— Begin INPUT ROWS —

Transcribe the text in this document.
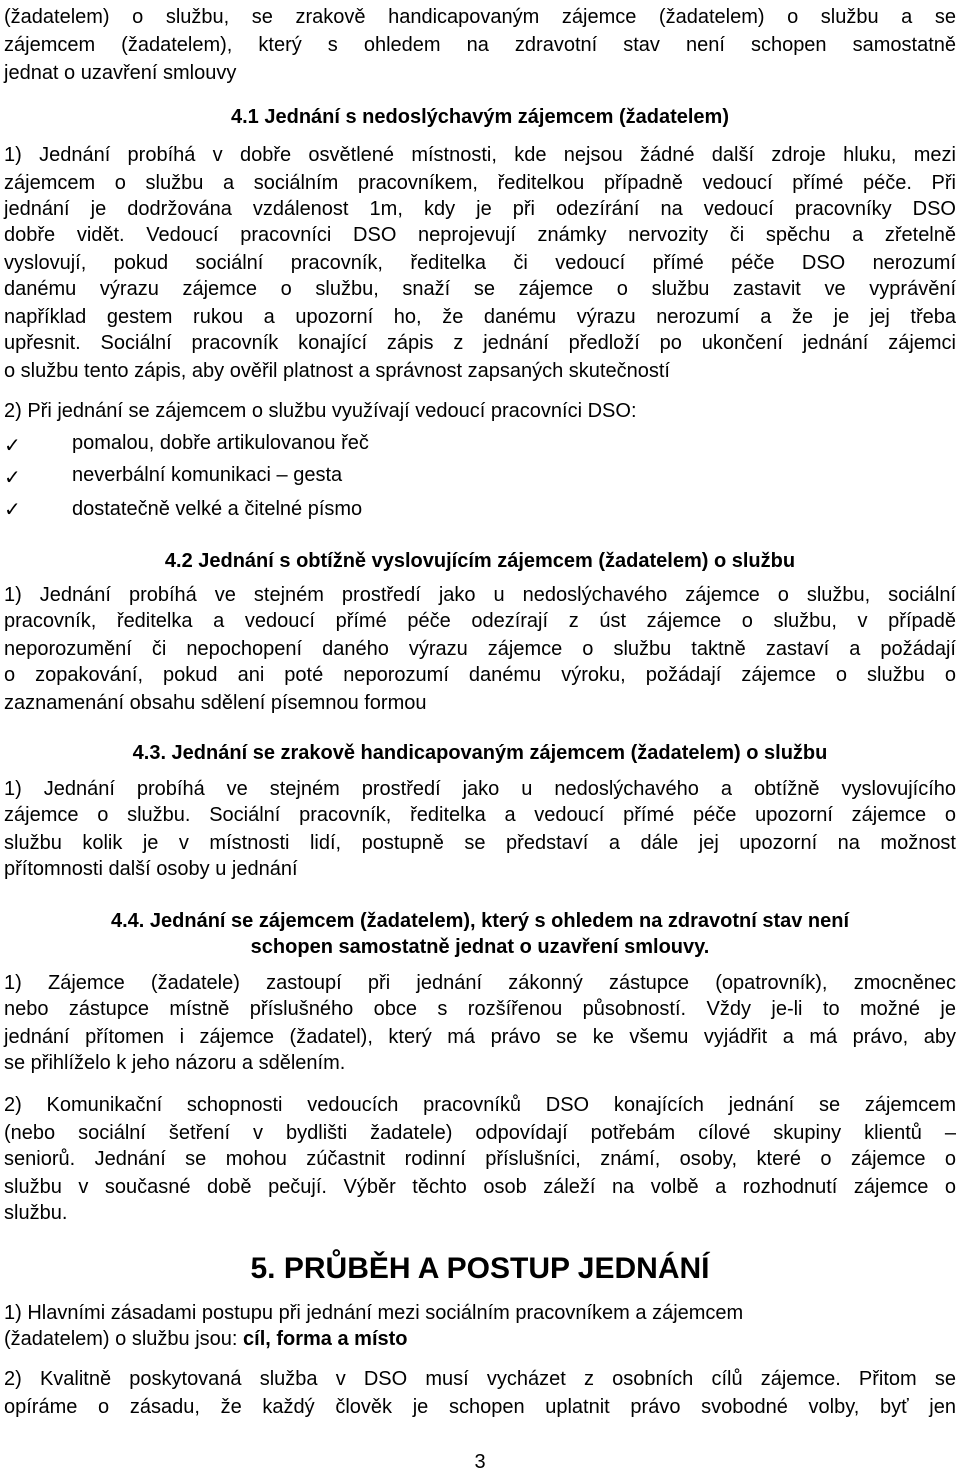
(žadatelem) o službu, se zrakově handicapovaným zájemce (žadatelem) o službu a se
zájemcem (žadatelem), který s ohledem na zdravotní stav není schopen samostatně
jednat o uzavření smlouvy
4.1 Jednání s nedoslýchavým zájemcem (žadatelem)
1) Jednání probíhá v dobře osvětlené místnosti, kde nejsou žádné další zdroje hluku, mezi
zájemcem o službu a sociálním pracovníkem, ředitelkou případně vedoucí přímé péče. Při
jednání je dodržována vzdálenost 1m, kdy je při odezírání na vedoucí pracovníky DSO
dobře vidět. Vedoucí pracovníci DSO neprojevují známky nervozity či spěchu a zřetelně
vyslovují, pokud sociální pracovník, ředitelka či vedoucí přímé péče DSO nerozumí
danému výrazu zájemce o službu, snaží se zájemce o službu zastavit ve vyprávění
například gestem rukou a upozorní ho, že danému výrazu nerozumí a že je jej třeba
upřesnit. Sociální pracovník konající zápis z jednání předloží po ukončení jednání zájemci
o službu tento zápis, aby ověřil platnost a správnost zapsaných skutečností
2) Při jednání se zájemcem o službu využívají vedoucí pracovníci DSO:
✓	pomalou, dobře artikulovanou řeč
✓	neverbální komunikaci – gesta
✓	dostatečně velké a čitelné písmo
4.2 Jednání s obtížně vyslovujícím zájemcem (žadatelem) o službu
1) Jednání probíhá ve stejném prostředí jako u nedoslýchavého zájemce o službu, sociální
pracovník, ředitelka a vedoucí přímé péče odezírají z úst zájemce o službu, v případě
neporozumění či nepochopení daného výrazu zájemce o službu taktně zastaví a požádají
o zopakování, pokud ani poté neporozumí danému výroku, požádají zájemce o službu o
zaznamenání obsahu sdělení písemnou formou
4.3. Jednání se zrakově handicapovaným zájemcem (žadatelem) o službu
1) Jednání probíhá ve stejném prostředí jako u nedoslýchavého a obtížně vyslovujícího
zájemce o službu. Sociální pracovník, ředitelka a vedoucí přímé péče upozorní zájemce o
službu kolik je v místnosti lidí, postupně se představí a dále jej upozorní na možnost
přítomnosti další osoby u jednání
4.4. Jednání se zájemcem (žadatelem), který s ohledem na zdravotní stav není
schopen samostatně jednat o uzavření smlouvy.
1) Zájemce (žadatele) zastoupí při jednání zákonný zástupce (opatrovník), zmocněnec
nebo zástupce místně příslušného obce s rozšířenou působností. Vždy je-li to možné je
jednání přítomen i zájemce (žadatel), který má právo se ke všemu vyjádřit a má právo, aby
se přihlíželo k jeho názoru a sdělením.
2) Komunikační schopnosti vedoucích pracovníků DSO konajících jednání se zájemcem
(nebo sociální šetření v bydlišti žadatele) odpovídají potřebám cílové skupiny klientů –
seniorů. Jednání se mohou zúčastnit rodinní příslušníci, známí, osoby, které o zájemce o
službu v současné době pečují. Výběr těchto osob záleží na volbě a rozhodnutí zájemce o
službu.
5. PRŮBĚH A POSTUP JEDNÁNÍ
1) Hlavními zásadami postupu při jednání mezi sociálním pracovníkem a zájemcem
(žadatelem) o službu jsou: cíl, forma a místo
2) Kvalitně poskytovaná služba v DSO musí vycházet z osobních cílů zájemce. Přitom se
opíráme o zásadu, že každý člověk je schopen uplatnit právo svobodné volby, byť jen
3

— End INPUT ROWS —

#### [TASK DETAILS]
Take every line above carrying "zdravotní" and return it.

#### [REPLY TO THE TASK]
zájemcem (žadatelem), který s ohledem na zdravotní stav není schopen samostatně
4.4. Jednání se zájemcem (žadatelem), který s ohledem na zdravotní stav není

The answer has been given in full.